* **Obiettivo 1**
Trascrivi senza modifiche le righe dell'elenco che vanno dal suo inizio fino alla riga contenente "The output shaft 11 is at (613, 240).", estremi compresi, lasciando fuori le immagini.

•••••

Stabilitosi a Dieppe, Giovanni era entrato in contatto con i maggiori esponenti della marina, con gli armatori più valenti e con i marinai più valorosi con i quali si trovava spesso conversando familiarmente e a collaborare in lavori portuali. Contava forse ventidue anni quando cominciò ad imbarcarsi su caravelle facenti parte di spedizioni di notevole importanza.
Il Castello di Verrazzano
La buona fama di cui godeva nel ristretto ambiente della cittadina di Dieppe volò rapidamente in moltissimi ambienti culturali, nautici e scientifici, e fu perfino elogiata da persone vicine al Re. Il Sovrano stesso lo prese in alta considerazione, aspettando il momento opportuno per poterlo incontrare. L’occasione non tardò e ad un primo contatto ne seguirono altri sempre più assidui e la sua presenza a corte era gradita sia durante convegni e riunioni di diplomatici e alti funzionari, come durante le semplici e animate conversazioni familiari, nelle quali il buon umorismo fiorentino condiva sempre la frase che lo rendeva amabile e amico di tutti.
I racconti dei viaggi e delle ricchezze portate da oltreoceano da Colombo e Vespucci giunsero fino alla Corte di Francia che fino a questo momento si era tenuta al di fuori da tali imprese. Fu Giovanni, in un incontro ufficiale tra il 1522 e il 1523 nella città di Rouen con sua Maestà Francesco I, a sensibilizzare il Re alla necessità e all’urgenza di intraprendere viaggi esplorativi per raggiungere i ricchissimi mercati dell’Asia navigando verso Occidente.

•••••

* **Obiettivo 2**
Restituisci per intero, senza alcuna modifica, il testo su Giovanni e la corte di Francia.

* **Elenco dei dati**
•••••

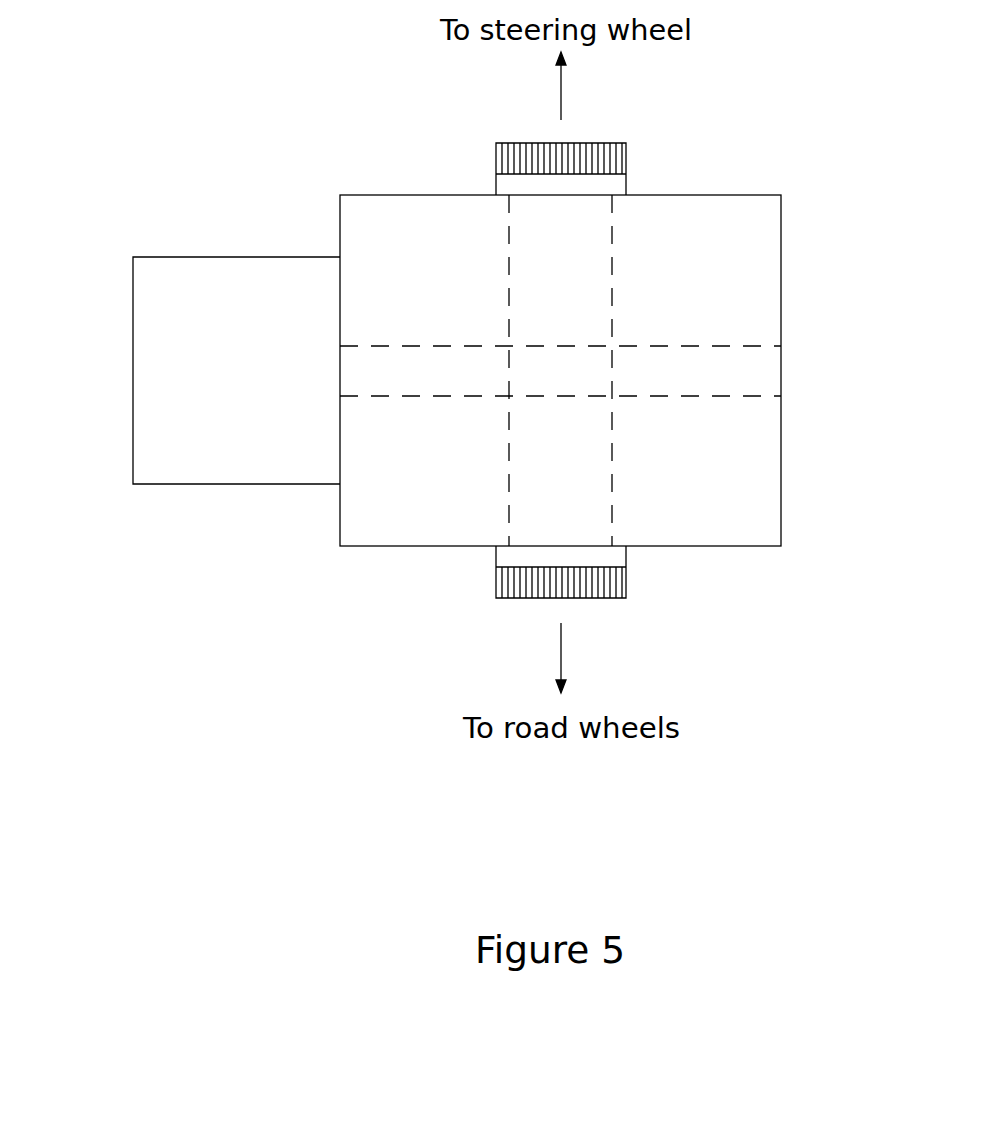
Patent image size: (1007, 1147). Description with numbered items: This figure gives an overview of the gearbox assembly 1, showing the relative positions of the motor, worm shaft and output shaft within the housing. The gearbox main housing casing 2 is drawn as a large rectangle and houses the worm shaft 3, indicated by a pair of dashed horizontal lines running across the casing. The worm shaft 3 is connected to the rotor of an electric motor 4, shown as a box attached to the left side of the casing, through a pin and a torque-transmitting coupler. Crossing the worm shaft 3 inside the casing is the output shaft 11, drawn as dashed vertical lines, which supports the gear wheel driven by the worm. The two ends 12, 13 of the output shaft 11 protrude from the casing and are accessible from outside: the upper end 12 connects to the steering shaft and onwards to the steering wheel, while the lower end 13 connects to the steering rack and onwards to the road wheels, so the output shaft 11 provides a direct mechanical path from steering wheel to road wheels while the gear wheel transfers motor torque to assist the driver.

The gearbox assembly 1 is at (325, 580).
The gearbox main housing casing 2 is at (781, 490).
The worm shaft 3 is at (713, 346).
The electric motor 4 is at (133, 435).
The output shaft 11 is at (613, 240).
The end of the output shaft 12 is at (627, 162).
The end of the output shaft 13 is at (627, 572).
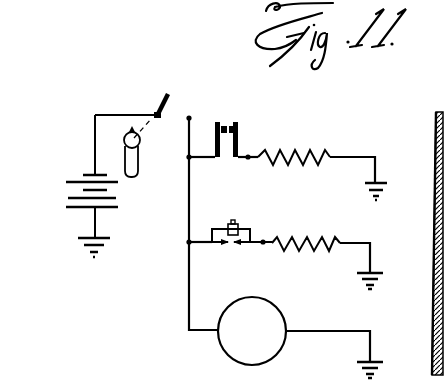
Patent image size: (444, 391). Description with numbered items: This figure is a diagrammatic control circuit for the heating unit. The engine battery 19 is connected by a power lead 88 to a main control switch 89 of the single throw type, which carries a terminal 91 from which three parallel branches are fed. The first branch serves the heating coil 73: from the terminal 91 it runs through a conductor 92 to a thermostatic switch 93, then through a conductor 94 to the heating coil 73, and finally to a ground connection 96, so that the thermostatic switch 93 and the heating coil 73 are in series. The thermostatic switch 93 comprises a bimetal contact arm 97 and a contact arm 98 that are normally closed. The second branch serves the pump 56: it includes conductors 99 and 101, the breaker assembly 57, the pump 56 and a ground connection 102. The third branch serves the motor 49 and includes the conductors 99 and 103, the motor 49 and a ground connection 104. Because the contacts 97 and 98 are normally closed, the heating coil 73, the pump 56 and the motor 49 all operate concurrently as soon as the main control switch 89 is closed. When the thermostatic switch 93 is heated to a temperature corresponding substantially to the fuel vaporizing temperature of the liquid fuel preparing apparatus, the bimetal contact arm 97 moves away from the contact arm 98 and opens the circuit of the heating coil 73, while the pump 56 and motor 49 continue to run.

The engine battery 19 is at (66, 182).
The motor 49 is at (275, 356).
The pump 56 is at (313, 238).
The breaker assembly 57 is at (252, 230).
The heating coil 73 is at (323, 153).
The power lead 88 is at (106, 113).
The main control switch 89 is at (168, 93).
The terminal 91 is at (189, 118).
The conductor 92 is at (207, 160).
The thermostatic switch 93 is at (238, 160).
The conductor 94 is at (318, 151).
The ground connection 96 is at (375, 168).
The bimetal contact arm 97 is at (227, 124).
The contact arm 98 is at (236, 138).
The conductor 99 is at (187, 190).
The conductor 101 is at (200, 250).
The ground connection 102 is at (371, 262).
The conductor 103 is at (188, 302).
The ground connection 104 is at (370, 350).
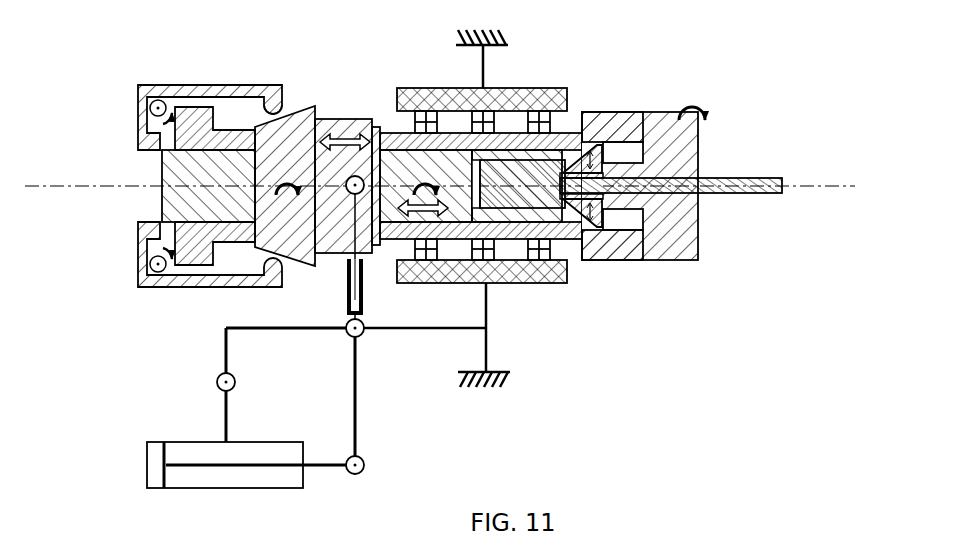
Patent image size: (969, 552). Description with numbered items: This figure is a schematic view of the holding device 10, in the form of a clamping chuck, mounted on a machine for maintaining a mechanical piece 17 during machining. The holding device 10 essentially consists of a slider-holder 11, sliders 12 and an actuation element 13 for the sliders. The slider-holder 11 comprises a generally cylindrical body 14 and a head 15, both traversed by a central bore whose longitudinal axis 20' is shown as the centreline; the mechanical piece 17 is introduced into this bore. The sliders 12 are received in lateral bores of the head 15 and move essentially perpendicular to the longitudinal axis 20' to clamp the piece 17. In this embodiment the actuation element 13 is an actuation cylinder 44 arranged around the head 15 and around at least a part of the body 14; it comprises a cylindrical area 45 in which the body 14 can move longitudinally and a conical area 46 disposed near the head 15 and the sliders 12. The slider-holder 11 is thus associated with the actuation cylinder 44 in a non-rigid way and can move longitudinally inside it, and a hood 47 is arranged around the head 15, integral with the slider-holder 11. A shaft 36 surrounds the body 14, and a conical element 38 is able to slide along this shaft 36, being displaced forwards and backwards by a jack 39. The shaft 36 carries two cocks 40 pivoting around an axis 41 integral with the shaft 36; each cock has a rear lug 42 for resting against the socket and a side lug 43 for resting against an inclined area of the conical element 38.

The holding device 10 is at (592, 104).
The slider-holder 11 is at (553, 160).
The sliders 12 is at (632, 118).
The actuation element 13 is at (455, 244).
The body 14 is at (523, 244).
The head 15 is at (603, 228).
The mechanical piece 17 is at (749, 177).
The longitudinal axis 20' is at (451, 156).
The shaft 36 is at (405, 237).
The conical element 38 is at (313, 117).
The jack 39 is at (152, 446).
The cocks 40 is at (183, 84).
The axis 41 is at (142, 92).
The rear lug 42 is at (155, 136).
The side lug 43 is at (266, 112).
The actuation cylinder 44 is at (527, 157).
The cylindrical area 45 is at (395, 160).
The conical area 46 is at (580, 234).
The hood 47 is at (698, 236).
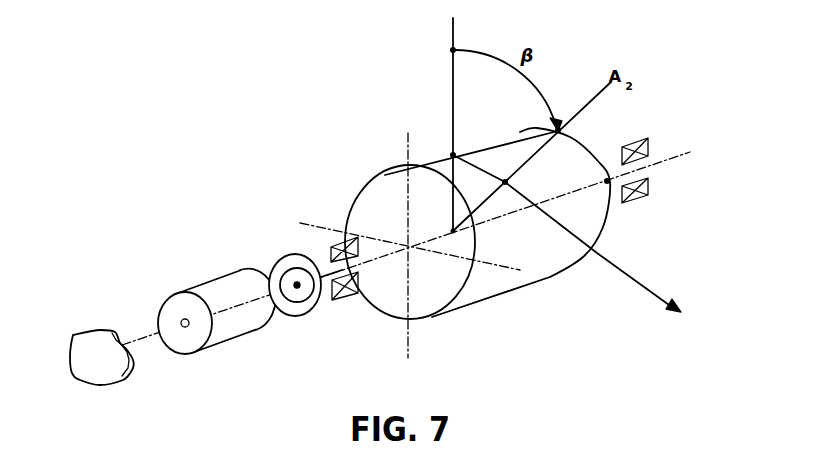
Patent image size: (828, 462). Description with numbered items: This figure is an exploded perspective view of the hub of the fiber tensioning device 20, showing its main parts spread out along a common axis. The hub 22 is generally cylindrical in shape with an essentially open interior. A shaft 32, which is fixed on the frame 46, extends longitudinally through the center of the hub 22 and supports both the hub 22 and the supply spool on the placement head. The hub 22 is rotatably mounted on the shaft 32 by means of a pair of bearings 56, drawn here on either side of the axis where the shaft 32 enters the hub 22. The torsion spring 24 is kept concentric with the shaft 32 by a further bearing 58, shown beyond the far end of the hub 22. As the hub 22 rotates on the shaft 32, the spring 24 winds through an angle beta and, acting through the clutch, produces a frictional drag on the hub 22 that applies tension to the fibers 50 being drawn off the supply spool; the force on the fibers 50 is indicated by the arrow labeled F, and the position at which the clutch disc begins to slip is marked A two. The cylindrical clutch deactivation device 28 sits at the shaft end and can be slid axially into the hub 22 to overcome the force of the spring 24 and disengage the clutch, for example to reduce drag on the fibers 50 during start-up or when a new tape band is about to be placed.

•••••

* **Risultato dell'esercizio 1**
Patent image size: (1007, 1147). Description with numbered items: This figure gives an overview of the gearbox assembly 1, showing the relative positions of the motor, worm shaft and output shaft within the housing. The gearbox main housing casing 2 is drawn as a large rectangle and houses the worm shaft 3, indicated by a pair of dashed horizontal lines running across the casing. The worm shaft 3 is connected to the rotor of an electric motor 4, shown as a box attached to the left side of the casing, through a pin and a torque-transmitting coupler. Crossing the worm shaft 3 inside the casing is the output shaft 11, drawn as dashed vertical lines, which supports the gear wheel driven by the worm. The two ends 12, 13 of the output shaft 11 protrude from the casing and are accessible from outside: the upper end 12 connects to the steering shaft and onwards to the steering wheel, while the lower end 13 connects to the steering rack and onwards to the road wheels, so the output shaft 11 provides a direct mechanical path from steering wheel to road wheels while the gear wheel transfers motor torque to assist the driver.

The gearbox assembly 1 is at (325, 580).
The gearbox main housing casing 2 is at (781, 490).
The worm shaft 3 is at (713, 346).
The electric motor 4 is at (133, 435).
The output shaft 11 is at (613, 240).

* **Risultato dell'esercizio 2**
Stabilitosi a Dieppe, Giovanni era entrato in contatto con i maggiori esponenti della marina, con gli armatori più valenti e con i marinai più valorosi con i quali si trovava spesso conversando familiarmente e a collaborare in lavori portuali. Contava forse ventidue anni quando cominciò ad imbarcarsi su caravelle facenti parte di spedizioni di notevole importanza.
Il Castello di Verrazzano
La buona fama di cui godeva nel ristretto ambiente della cittadina di Dieppe volò rapidamente in moltissimi ambienti culturali, nautici e scientifici, e fu perfino elogiata da persone vicine al Re. Il Sovrano stesso lo prese in alta considerazione, aspettando il momento opportuno per poterlo incontrare. L’occasione non tardò e ad un primo contatto ne seguirono altri sempre più assidui e la sua presenza a corte era gradita sia durante convegni e riunioni di diplomatici e alti funzionari, come durante le semplici e animate conversazioni familiari, nelle quali il buon umorismo fiorentino condiva sempre la frase che lo rendeva amabile e amico di tutti.
I racconti dei viaggi e delle ricchezze portate da oltreoceano da Colombo e Vespucci giunsero fino alla Corte di Francia che fino a questo momento si era tenuta al di fuori da tali imprese. Fu Giovanni, in un incontro ufficiale tra il 1522 e il 1523 nella città di Rouen con sua Maestà Francesco I, a sensibilizzare il Re alla necessità e all’urgenza di intraprendere viaggi esplorativi per raggiungere i ricchissimi mercati dell’Asia navigando verso Occidente.